Work to complete. Gather the lines below that include the string "Augmented", copying each in full.

**** Provided information

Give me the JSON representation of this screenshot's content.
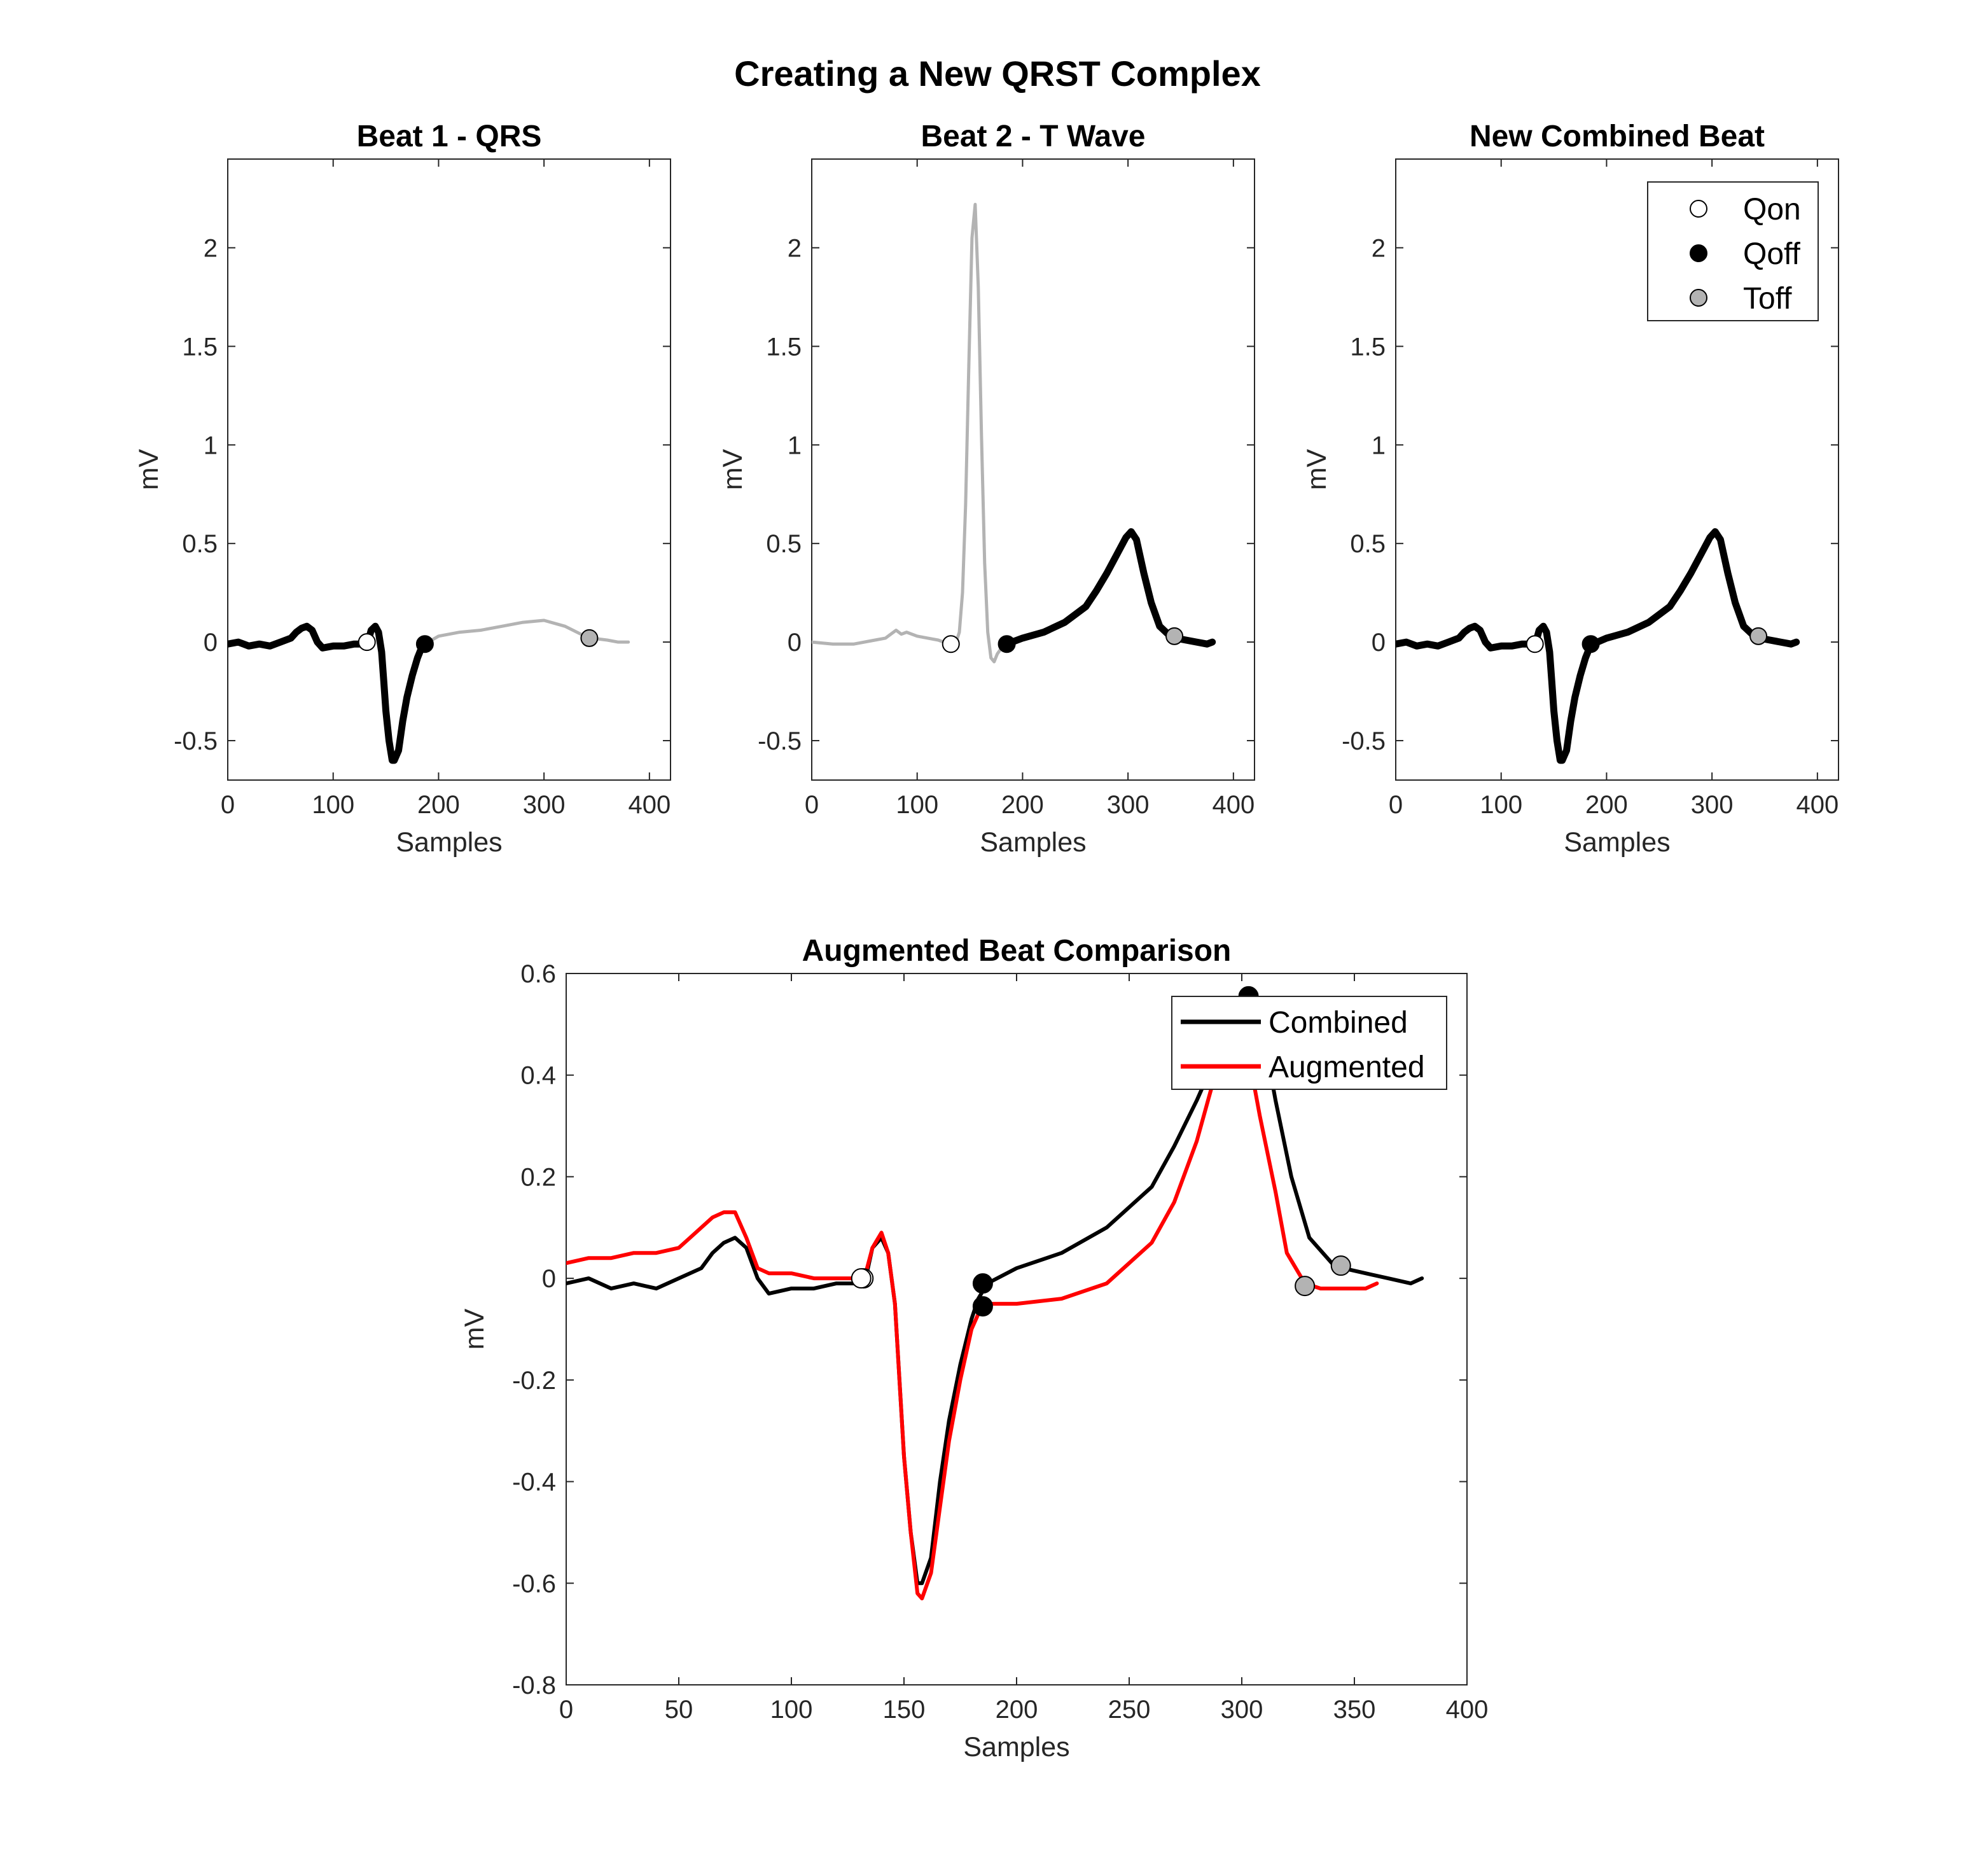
{
  "figure_title": "Creating a New QRST Complex",
  "legend_markers": [
    {
      "label": "Qon",
      "face": "#ffffff"
    },
    {
      "label": "Qoff",
      "face": "#000000"
    },
    {
      "label": "Toff",
      "face": "#b3b3b3"
    }
  ],
  "chart_data": [
    {
      "type": "line",
      "title": "Beat 1 - QRS",
      "xlabel": "Samples",
      "ylabel": "mV",
      "xlim": [
        0,
        420
      ],
      "ylim": [
        -0.7,
        2.45
      ],
      "xticks": [
        0,
        100,
        200,
        300,
        400
      ],
      "yticks": [
        -0.5,
        0,
        0.5,
        1,
        1.5,
        2
      ],
      "ytick_labels": [
        "-0.5",
        "0",
        "0.5",
        "1",
        "1.5",
        "2"
      ],
      "grid": false,
      "series": [
        {
          "color": "#b3b3b3",
          "width": "thin",
          "x": [
            187,
            200,
            220,
            240,
            260,
            280,
            300,
            320,
            335,
            345,
            360,
            370,
            380
          ],
          "y": [
            -0.01,
            0.03,
            0.05,
            0.06,
            0.08,
            0.1,
            0.11,
            0.08,
            0.04,
            0.02,
            0.01,
            0.0,
            0.0
          ]
        },
        {
          "color": "#000000",
          "width": "thick",
          "x": [
            0,
            10,
            20,
            30,
            40,
            50,
            60,
            65,
            70,
            75,
            80,
            85,
            90,
            100,
            110,
            120,
            128,
            133,
            136,
            140,
            143,
            146,
            148,
            150,
            153,
            156,
            158,
            162,
            166,
            170,
            175,
            180,
            183,
            187
          ],
          "y": [
            -0.01,
            0.0,
            -0.02,
            -0.01,
            -0.02,
            0.0,
            0.02,
            0.05,
            0.07,
            0.08,
            0.06,
            0.0,
            -0.03,
            -0.02,
            -0.02,
            -0.01,
            -0.01,
            0.0,
            0.06,
            0.08,
            0.05,
            -0.05,
            -0.2,
            -0.35,
            -0.5,
            -0.6,
            -0.6,
            -0.55,
            -0.4,
            -0.28,
            -0.17,
            -0.08,
            -0.04,
            -0.01
          ]
        }
      ],
      "markers": [
        {
          "label": "Qon",
          "x": 132,
          "y": 0.0
        },
        {
          "label": "Qoff",
          "x": 187,
          "y": -0.01
        },
        {
          "label": "Toff",
          "x": 343,
          "y": 0.02
        }
      ]
    },
    {
      "type": "line",
      "title": "Beat 2 - T Wave",
      "xlabel": "Samples",
      "ylabel": "mV",
      "xlim": [
        0,
        420
      ],
      "ylim": [
        -0.7,
        2.45
      ],
      "xticks": [
        0,
        100,
        200,
        300,
        400
      ],
      "yticks": [
        -0.5,
        0,
        0.5,
        1,
        1.5,
        2
      ],
      "ytick_labels": [
        "-0.5",
        "0",
        "0.5",
        "1",
        "1.5",
        "2"
      ],
      "grid": false,
      "series": [
        {
          "color": "#b3b3b3",
          "width": "thin",
          "x": [
            0,
            20,
            40,
            60,
            70,
            80,
            85,
            90,
            100,
            110,
            120,
            130,
            137,
            140,
            143,
            146,
            149,
            152,
            155,
            158,
            161,
            164,
            167,
            170,
            173,
            176,
            180,
            185
          ],
          "y": [
            0.0,
            -0.01,
            -0.01,
            0.01,
            0.02,
            0.06,
            0.04,
            0.05,
            0.03,
            0.02,
            0.01,
            -0.01,
            0.0,
            0.05,
            0.25,
            0.7,
            1.4,
            2.05,
            2.22,
            1.8,
            1.05,
            0.4,
            0.05,
            -0.08,
            -0.1,
            -0.06,
            -0.03,
            -0.01
          ]
        },
        {
          "color": "#000000",
          "width": "thick",
          "x": [
            185,
            200,
            220,
            240,
            260,
            270,
            280,
            290,
            298,
            303,
            308,
            315,
            322,
            330,
            340,
            345,
            355,
            365,
            375,
            380
          ],
          "y": [
            -0.01,
            0.02,
            0.05,
            0.1,
            0.18,
            0.26,
            0.35,
            0.45,
            0.53,
            0.56,
            0.52,
            0.35,
            0.2,
            0.08,
            0.03,
            0.02,
            0.01,
            0.0,
            -0.01,
            0.0
          ]
        }
      ],
      "markers": [
        {
          "label": "Qon",
          "x": 132,
          "y": -0.01
        },
        {
          "label": "Qoff",
          "x": 185,
          "y": -0.01
        },
        {
          "label": "Toff",
          "x": 344,
          "y": 0.03
        }
      ]
    },
    {
      "type": "line",
      "title": "New Combined Beat",
      "xlabel": "Samples",
      "ylabel": "mV",
      "xlim": [
        0,
        420
      ],
      "ylim": [
        -0.7,
        2.45
      ],
      "xticks": [
        0,
        100,
        200,
        300,
        400
      ],
      "yticks": [
        -0.5,
        0,
        0.5,
        1,
        1.5,
        2
      ],
      "ytick_labels": [
        "-0.5",
        "0",
        "0.5",
        "1",
        "1.5",
        "2"
      ],
      "grid": false,
      "legend": "top-right",
      "series": [
        {
          "color": "#000000",
          "width": "thick",
          "x": [
            0,
            10,
            20,
            30,
            40,
            50,
            60,
            65,
            70,
            75,
            80,
            85,
            90,
            100,
            110,
            120,
            128,
            133,
            136,
            140,
            143,
            146,
            148,
            150,
            153,
            156,
            158,
            162,
            166,
            170,
            175,
            180,
            183,
            187,
            200,
            220,
            240,
            260,
            270,
            280,
            290,
            298,
            303,
            308,
            315,
            322,
            330,
            340,
            345,
            355,
            365,
            375,
            380
          ],
          "y": [
            -0.01,
            0.0,
            -0.02,
            -0.01,
            -0.02,
            0.0,
            0.02,
            0.05,
            0.07,
            0.08,
            0.06,
            0.0,
            -0.03,
            -0.02,
            -0.02,
            -0.01,
            -0.01,
            0.0,
            0.06,
            0.08,
            0.05,
            -0.05,
            -0.2,
            -0.35,
            -0.5,
            -0.6,
            -0.6,
            -0.55,
            -0.4,
            -0.28,
            -0.17,
            -0.08,
            -0.04,
            -0.01,
            0.02,
            0.05,
            0.1,
            0.18,
            0.26,
            0.35,
            0.45,
            0.53,
            0.56,
            0.52,
            0.35,
            0.2,
            0.08,
            0.03,
            0.02,
            0.01,
            0.0,
            -0.01,
            0.0
          ]
        }
      ],
      "markers": [
        {
          "label": "Qon",
          "x": 132,
          "y": -0.01
        },
        {
          "label": "Qoff",
          "x": 185,
          "y": -0.01
        },
        {
          "label": "Toff",
          "x": 344,
          "y": 0.03
        }
      ]
    },
    {
      "type": "line",
      "title": "Augmented Beat Comparison",
      "xlabel": "Samples",
      "ylabel": "mV",
      "xlim": [
        0,
        400
      ],
      "ylim": [
        -0.8,
        0.6
      ],
      "xticks": [
        0,
        50,
        100,
        150,
        200,
        250,
        300,
        350,
        400
      ],
      "yticks": [
        -0.8,
        -0.6,
        -0.4,
        -0.2,
        0,
        0.2,
        0.4,
        0.6
      ],
      "ytick_labels": [
        "-0.8",
        "-0.6",
        "-0.4",
        "-0.2",
        "0",
        "0.2",
        "0.4",
        "0.6"
      ],
      "grid": false,
      "legend": "top-right",
      "series": [
        {
          "name": "Combined",
          "color": "#000000",
          "width": "medium",
          "x": [
            0,
            10,
            20,
            30,
            40,
            50,
            60,
            65,
            70,
            75,
            80,
            85,
            90,
            100,
            110,
            120,
            128,
            133,
            136,
            140,
            143,
            146,
            148,
            150,
            153,
            156,
            158,
            162,
            166,
            170,
            175,
            180,
            183,
            187,
            200,
            220,
            240,
            260,
            270,
            280,
            290,
            298,
            303,
            308,
            315,
            322,
            330,
            340,
            345,
            355,
            365,
            375,
            380
          ],
          "y": [
            -0.01,
            0.0,
            -0.02,
            -0.01,
            -0.02,
            0.0,
            0.02,
            0.05,
            0.07,
            0.08,
            0.06,
            0.0,
            -0.03,
            -0.02,
            -0.02,
            -0.01,
            -0.01,
            0.0,
            0.06,
            0.08,
            0.05,
            -0.05,
            -0.2,
            -0.35,
            -0.5,
            -0.6,
            -0.6,
            -0.55,
            -0.4,
            -0.28,
            -0.17,
            -0.08,
            -0.04,
            -0.01,
            0.02,
            0.05,
            0.1,
            0.18,
            0.26,
            0.35,
            0.45,
            0.53,
            0.56,
            0.52,
            0.35,
            0.2,
            0.08,
            0.03,
            0.02,
            0.01,
            0.0,
            -0.01,
            0.0
          ]
        },
        {
          "name": "Augmented",
          "color": "#ff0000",
          "width": "medium",
          "x": [
            0,
            10,
            20,
            30,
            40,
            50,
            55,
            60,
            65,
            70,
            75,
            80,
            85,
            90,
            100,
            110,
            120,
            128,
            133,
            136,
            140,
            143,
            146,
            148,
            150,
            153,
            156,
            158,
            162,
            166,
            170,
            175,
            180,
            185,
            200,
            220,
            240,
            260,
            270,
            280,
            285,
            290,
            293,
            298,
            303,
            308,
            315,
            320,
            328,
            335,
            345,
            355,
            360
          ],
          "y": [
            0.03,
            0.04,
            0.04,
            0.05,
            0.05,
            0.06,
            0.08,
            0.1,
            0.12,
            0.13,
            0.13,
            0.08,
            0.02,
            0.01,
            0.01,
            0.0,
            0.0,
            0.0,
            0.01,
            0.06,
            0.09,
            0.05,
            -0.05,
            -0.2,
            -0.35,
            -0.5,
            -0.62,
            -0.63,
            -0.58,
            -0.45,
            -0.32,
            -0.2,
            -0.1,
            -0.05,
            -0.05,
            -0.04,
            -0.01,
            0.07,
            0.15,
            0.27,
            0.35,
            0.43,
            0.5,
            0.52,
            0.44,
            0.32,
            0.17,
            0.05,
            -0.01,
            -0.02,
            -0.02,
            -0.02,
            -0.01
          ]
        }
      ],
      "markers": [
        {
          "label": "Qon",
          "x": 132,
          "y": 0.0
        },
        {
          "label": "Qon",
          "x": 131,
          "y": 0.0
        },
        {
          "label": "Qoff",
          "x": 185,
          "y": -0.01
        },
        {
          "label": "Qoff",
          "x": 185,
          "y": -0.055
        },
        {
          "label": "Qoff",
          "x": 303,
          "y": 0.555
        },
        {
          "label": "Toff",
          "x": 344,
          "y": 0.025
        },
        {
          "label": "Toff",
          "x": 328,
          "y": -0.015
        }
      ]
    }
  ]
}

********

Solved problem.
      "title": "Augmented Beat Comparison",
          "name": "Augmented",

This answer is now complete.